• _WHAT THE TASK REQUIRES_: Output the entries word for word. Omit images.

### THE RECORDS ###

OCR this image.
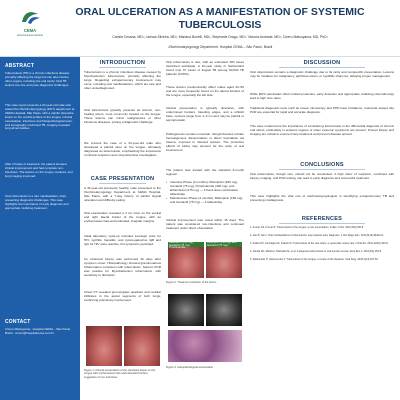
CEMA
Hospital Especializado
ORAL ULCERATION AS A MANIFESTATION OF SYSTEMIC TUBERCULOSIS
Camila Cesana, MD¹; Larissa Silveira, MD¹; Mariana Bocelli, MD¹; Stephanie Drago, MD¹; Victoria Andrade, MD¹; Cicero Matsuyama, MD, PhD¹
¹Otorhinolaryngology Department, Hospital CEMA – São Paulo, Brazil
ABSTRACT
Tuberculosis (TB) is a chronic infectious disease primarily affecting the lungs but can also involve other organs, including the oral cavity. Oral TB lesions are rare and pose diagnostic challenges.
This case report presents a 34-year-old male who visited the Otorhinolaryngology (ENT) department at CEMA Hospital, São Paulo, with a painful ulcerative lesion on the ventral surface of the tongue. Clinical examination, infectious and histopathological tests, and tomography confirmed TB, imaging revealed lung abnormalities.
After 10 days of treatment, the patient showed clinical improvement and had complete non-infectious. The lesions on the tongue resolved, and lung imaging improved.
Oral tuberculosis is a rare manifestation, often presenting diagnostic challenges. This case highlights the importance of early diagnosis and appropriate multidrug treatment.
CONTACT
Cicero Matsuyama · Hospital CEMA – São Paulo, Brazil · cicero@hospitalcema.com.br
INTRODUCTION
Tuberculosis is a chronic infectious disease caused by Mycobacterium tuberculosis, primarily affecting the lungs. Regarding extrapulmonary involvement may occur, including oral manifestations, which are rare and often underdiagnosed.
Oral tuberculosis typically presents as chronic, non-healing ulcers, most commonly located on the tongue. These lesions can mimic malignancies or other infectious diseases, posing a diagnostic challenge.
We present the case of a 34-year-old male who developed a painful ulcer on the tongue, ultimately diagnosed as tuberculosis, emphasizing the importance of clinical suspicion and comprehensive investigation.
CASE PRESENTATION
A 34-year-old previously healthy male presented to the Otorhinolaryngology Department at CEMA Hospital, São Paulo, with a 7-day history of painful lingual ulceration and difficulty eating.
Oral examination revealed a 3 cm ulcer on the ventral and right lateral border of the tongue, with an erythematous halo and indurated, irregular margins.
Initial laboratory work-up included serologic tests for HIV, syphilis, hepatitis, and cytomegalovirus IgM and IgG for HIV were reactive, but symptoms persisted.
An incisional biopsy was performed 20 days after symptom onset. Histopathology showed granulomatous inflammation consistent with tuberculosis. Sputum PCR was positive for Mycobacterium tuberculosis, with sensitivity to rifampicin.
Chest CT revealed ground-glass opacities and nodular infiltrates in the apical segments of both lungs, confirming pulmonary involvement.
Figure 1. Clinical presentation of the ulcerative lesion on the tongue with erythematous halo and indurated borders, suggestive of non-infectious.
Oral tuberculosis is rare, with an estimated 400 cases described worldwide. A 10-year study in Switzerland found only 37 cases of lingual TB among 60,000 TB patients (0.06%).
These lesions predominantly affect males aged 20–50 and are more frequently found on the lateral borders of the tongue, especially the left side.
Clinical presentation is typically ulcerative, with undermined borders, bleeding edges, and a whitish base. Lesions range from 1–3 cm and may be painful or asymptomatic.
Pathogenesis remains uncertain, though theories include hematogenous dissemination or direct inoculation via trauma, exposed to infected sputum. The protective effects of saliva may account for the rarity of oral involvement.
The patient was treated with the standard 6-month regimen:
• Intensive Phase (2 months): Rifampicin (150 mg), Isoniazid (75 mg), Pyrazinamide (400 mg), and Ethambutol (275 mg) — 4 fixed-dose combination tablets/day
• Maintenance Phase (4 months): Rifampicin (150 mg) and Isoniazid (75 mg) — 3 tablets/day
Clinical improvement was noted within 15 days. The patient was considered non-infectious and continued treatment under direct observation.
Rifampicin (150 mg), Isoniazid (75 mg), Pyrazinamide...
Rifampicin (150 mg) and Isoniazid (75 mg)...
Figure 2. Treatment evolution of the lesion.
Figure 3. Histopathological examination.
DISCUSSION
Oral tuberculosis remains a diagnostic challenge due to its rarity and nonspecific presentation. Lesions may be mistaken for malignancy, aphthous ulcers, or syphilitic chancres, delaying proper management.
While ROS vaccination offers limited protection, early detection and appropriate multidrug chemotherapy lead to high cure rates.
Traditional diagnostic tools such as smear microscopy and PPD have limitations; molecular assays like PCR are essential for rapid and accurate diagnosis.
This case underscores the importance of considering tuberculosis in the differential diagnosis of chronic oral ulcers, particularly in endemic regions or when systemic symptoms are present. Prompt biopsy and imaging are critical to ensure timely treatment and prevent disease spread.
CONCLUSIONS
Oral tuberculosis, though rare, should not be overlooked. A high index of suspicion, combined with biopsy, imaging, and PCR testing, can lead to early diagnosis and successful treatment.
This case highlights the vital role of otorhinolaryngologists in identifying extrapulmonary TB and preventing misdiagnosis.
REFERENCES
1. Kumar KS, Kumar R. Tuberculosis of the tongue: a rare presentation. Indian J Otol. 2019;25(2):96-8.
2. Jain P, Jain I. Oral manifestations of tuberculosis: step towards early diagnosis. J Clin Diagn Res. 2014;8(12):ZE18-21.
3. Kakisi OK, Kechagia AS, Kakisis IK. Tuberculosis of the oral cavity: a systematic review. Eur J Oral Sci. 2010;118(2):103-9.
4. Nanda KD, Mehta A, Marwaha M, et al. A disguised tuberculosis in oral buccal mucosa. Dent Res J. 2011;8(3):154-9.
5. Maldonado H, Vasconcelos V. Tuberculosis of the tongue: a review of the literature. Oral Surg. 2018;11(4):247-53.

###

• _ANSWER SECTION_:
OCR this image.
CEMA
Hospital Especializado
ORAL ULCERATION AS A MANIFESTATION OF SYSTEMIC TUBERCULOSIS
Camila Cesana, MD¹; Larissa Silveira, MD¹; Mariana Bocelli, MD¹; Stephanie Drago, MD¹; Victoria Andrade, MD¹; Cicero Matsuyama, MD, PhD¹
¹Otorhinolaryngology Department, Hospital CEMA – São Paulo, Brazil
ABSTRACT
Tuberculosis (TB) is a chronic infectious disease primarily affecting the lungs but can also involve other organs, including the oral cavity. Oral TB lesions are rare and pose diagnostic challenges.
This case report presents a 34-year-old male who visited the Otorhinolaryngology (ENT) department at CEMA Hospital, São Paulo, with a painful ulcerative lesion on the ventral surface of the tongue. Clinical examination, infectious and histopathological tests, and tomography confirmed TB, imaging revealed lung abnormalities.
After 10 days of treatment, the patient showed clinical improvement and had complete non-infectious. The lesions on the tongue resolved, and lung imaging improved.
Oral tuberculosis is a rare manifestation, often presenting diagnostic challenges. This case highlights the importance of early diagnosis and appropriate multidrug treatment.
CONTACT
Cicero Matsuyama · Hospital CEMA – São Paulo, Brazil · cicero@hospitalcema.com.br
INTRODUCTION
Tuberculosis is a chronic infectious disease caused by Mycobacterium tuberculosis, primarily affecting the lungs. Regarding extrapulmonary involvement may occur, including oral manifestations, which are rare and often underdiagnosed.
Oral tuberculosis typically presents as chronic, non-healing ulcers, most commonly located on the tongue. These lesions can mimic malignancies or other infectious diseases, posing a diagnostic challenge.
We present the case of a 34-year-old male who developed a painful ulcer on the tongue, ultimately diagnosed as tuberculosis, emphasizing the importance of clinical suspicion and comprehensive investigation.
CASE PRESENTATION
A 34-year-old previously healthy male presented to the Otorhinolaryngology Department at CEMA Hospital, São Paulo, with a 7-day history of painful lingual ulceration and difficulty eating.
Oral examination revealed a 3 cm ulcer on the ventral and right lateral border of the tongue, with an erythematous halo and indurated, irregular margins.
Initial laboratory work-up included serologic tests for HIV, syphilis, hepatitis, and cytomegalovirus IgM and IgG for HIV were reactive, but symptoms persisted.
An incisional biopsy was performed 20 days after symptom onset. Histopathology showed granulomatous inflammation consistent with tuberculosis. Sputum PCR was positive for Mycobacterium tuberculosis, with sensitivity to rifampicin.
Chest CT revealed ground-glass opacities and nodular infiltrates in the apical segments of both lungs, confirming pulmonary involvement.
Figure 1. Clinical presentation of the ulcerative lesion on the tongue with erythematous halo and indurated borders, suggestive of non-infectious.
Oral tuberculosis is rare, with an estimated 400 cases described worldwide. A 10-year study in Switzerland found only 37 cases of lingual TB among 60,000 TB patients (0.06%).
These lesions predominantly affect males aged 20–50 and are more frequently found on the lateral borders of the tongue, especially the left side.
Clinical presentation is typically ulcerative, with undermined borders, bleeding edges, and a whitish base. Lesions range from 1–3 cm and may be painful or asymptomatic.
Pathogenesis remains uncertain, though theories include hematogenous dissemination or direct inoculation via trauma, exposed to infected sputum. The protective effects of saliva may account for the rarity of oral involvement.
The patient was treated with the standard 6-month regimen:
• Intensive Phase (2 months): Rifampicin (150 mg), Isoniazid (75 mg), Pyrazinamide (400 mg), and Ethambutol (275 mg) — 4 fixed-dose combination tablets/day
• Maintenance Phase (4 months): Rifampicin (150 mg) and Isoniazid (75 mg) — 3 tablets/day
Clinical improvement was noted within 15 days. The patient was considered non-infectious and continued treatment under direct observation.
Rifampicin (150 mg), Isoniazid (75 mg), Pyrazinamide...
Rifampicin (150 mg) and Isoniazid (75 mg)...
Figure 2. Treatment evolution of the lesion.
Figure 3. Histopathological examination.
DISCUSSION
Oral tuberculosis remains a diagnostic challenge due to its rarity and nonspecific presentation. Lesions may be mistaken for malignancy, aphthous ulcers, or syphilitic chancres, delaying proper management.
While ROS vaccination offers limited protection, early detection and appropriate multidrug chemotherapy lead to high cure rates.
Traditional diagnostic tools such as smear microscopy and PPD have limitations; molecular assays like PCR are essential for rapid and accurate diagnosis.
This case underscores the importance of considering tuberculosis in the differential diagnosis of chronic oral ulcers, particularly in endemic regions or when systemic symptoms are present. Prompt biopsy and imaging are critical to ensure timely treatment and prevent disease spread.
CONCLUSIONS
Oral tuberculosis, though rare, should not be overlooked. A high index of suspicion, combined with biopsy, imaging, and PCR testing, can lead to early diagnosis and successful treatment.
This case highlights the vital role of otorhinolaryngologists in identifying extrapulmonary TB and preventing misdiagnosis.
REFERENCES
1. Kumar KS, Kumar R. Tuberculosis of the tongue: a rare presentation. Indian J Otol. 2019;25(2):96-8.
2. Jain P, Jain I. Oral manifestations of tuberculosis: step towards early diagnosis. J Clin Diagn Res. 2014;8(12):ZE18-21.
3. Kakisi OK, Kechagia AS, Kakisis IK. Tuberculosis of the oral cavity: a systematic review. Eur J Oral Sci. 2010;118(2):103-9.
4. Nanda KD, Mehta A, Marwaha M, et al. A disguised tuberculosis in oral buccal mucosa. Dent Res J. 2011;8(3):154-9.
5. Maldonado H, Vasconcelos V. Tuberculosis of the tongue: a review of the literature. Oral Surg. 2018;11(4):247-53.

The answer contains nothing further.